>>>>
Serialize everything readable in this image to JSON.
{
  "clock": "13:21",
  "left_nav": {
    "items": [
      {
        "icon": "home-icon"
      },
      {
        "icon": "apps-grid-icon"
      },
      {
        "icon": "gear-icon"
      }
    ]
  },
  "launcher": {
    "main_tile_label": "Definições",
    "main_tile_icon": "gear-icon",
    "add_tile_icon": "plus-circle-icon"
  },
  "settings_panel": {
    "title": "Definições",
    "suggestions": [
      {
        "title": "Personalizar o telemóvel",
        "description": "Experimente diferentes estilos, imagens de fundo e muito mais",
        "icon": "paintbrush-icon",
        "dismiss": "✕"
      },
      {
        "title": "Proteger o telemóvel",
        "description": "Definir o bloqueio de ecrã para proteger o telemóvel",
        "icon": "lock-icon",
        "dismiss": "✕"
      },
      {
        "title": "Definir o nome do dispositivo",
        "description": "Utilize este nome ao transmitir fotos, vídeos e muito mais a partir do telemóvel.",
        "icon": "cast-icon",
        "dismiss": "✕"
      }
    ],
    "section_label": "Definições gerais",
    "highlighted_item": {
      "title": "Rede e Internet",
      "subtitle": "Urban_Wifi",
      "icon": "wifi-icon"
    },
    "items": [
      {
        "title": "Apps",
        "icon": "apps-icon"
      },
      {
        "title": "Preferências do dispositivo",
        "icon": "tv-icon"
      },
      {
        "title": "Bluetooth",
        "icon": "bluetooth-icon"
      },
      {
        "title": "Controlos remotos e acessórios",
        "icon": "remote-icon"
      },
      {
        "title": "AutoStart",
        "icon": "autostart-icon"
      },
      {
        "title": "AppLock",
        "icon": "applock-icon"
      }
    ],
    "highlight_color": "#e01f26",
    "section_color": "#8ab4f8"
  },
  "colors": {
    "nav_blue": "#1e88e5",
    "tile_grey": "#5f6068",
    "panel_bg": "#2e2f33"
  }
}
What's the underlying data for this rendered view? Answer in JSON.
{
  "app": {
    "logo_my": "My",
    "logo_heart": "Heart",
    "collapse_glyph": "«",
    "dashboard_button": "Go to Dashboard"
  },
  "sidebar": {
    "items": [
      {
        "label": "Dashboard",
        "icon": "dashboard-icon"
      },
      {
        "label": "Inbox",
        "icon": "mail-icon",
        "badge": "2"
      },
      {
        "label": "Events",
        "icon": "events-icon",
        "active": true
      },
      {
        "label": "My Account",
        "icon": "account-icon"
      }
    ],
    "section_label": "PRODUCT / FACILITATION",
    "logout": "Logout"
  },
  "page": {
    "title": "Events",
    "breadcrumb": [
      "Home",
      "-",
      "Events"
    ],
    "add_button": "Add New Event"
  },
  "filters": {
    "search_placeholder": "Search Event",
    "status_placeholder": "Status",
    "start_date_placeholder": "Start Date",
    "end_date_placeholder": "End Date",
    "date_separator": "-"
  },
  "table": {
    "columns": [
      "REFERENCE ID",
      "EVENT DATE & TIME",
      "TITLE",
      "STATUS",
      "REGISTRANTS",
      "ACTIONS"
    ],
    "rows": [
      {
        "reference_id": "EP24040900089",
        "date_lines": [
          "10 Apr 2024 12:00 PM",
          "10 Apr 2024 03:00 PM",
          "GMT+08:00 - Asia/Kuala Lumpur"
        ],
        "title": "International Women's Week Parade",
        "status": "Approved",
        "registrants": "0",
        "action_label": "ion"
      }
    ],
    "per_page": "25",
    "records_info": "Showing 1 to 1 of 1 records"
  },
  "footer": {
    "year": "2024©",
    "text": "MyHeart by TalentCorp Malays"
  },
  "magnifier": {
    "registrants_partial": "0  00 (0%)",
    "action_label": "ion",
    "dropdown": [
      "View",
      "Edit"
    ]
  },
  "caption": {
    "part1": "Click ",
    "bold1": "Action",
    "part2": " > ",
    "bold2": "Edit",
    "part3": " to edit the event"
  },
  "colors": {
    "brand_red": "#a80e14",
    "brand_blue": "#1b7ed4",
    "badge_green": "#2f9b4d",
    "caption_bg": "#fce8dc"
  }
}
<<<<
_To be done_
Select every line of the records holding the string "nome".

_Response to the task_
        "title": "Definir o nome do dispositivo",
        "description": "Utilize este nome ao transmitir fotos, vídeos e muito mais a partir do telemóvel.",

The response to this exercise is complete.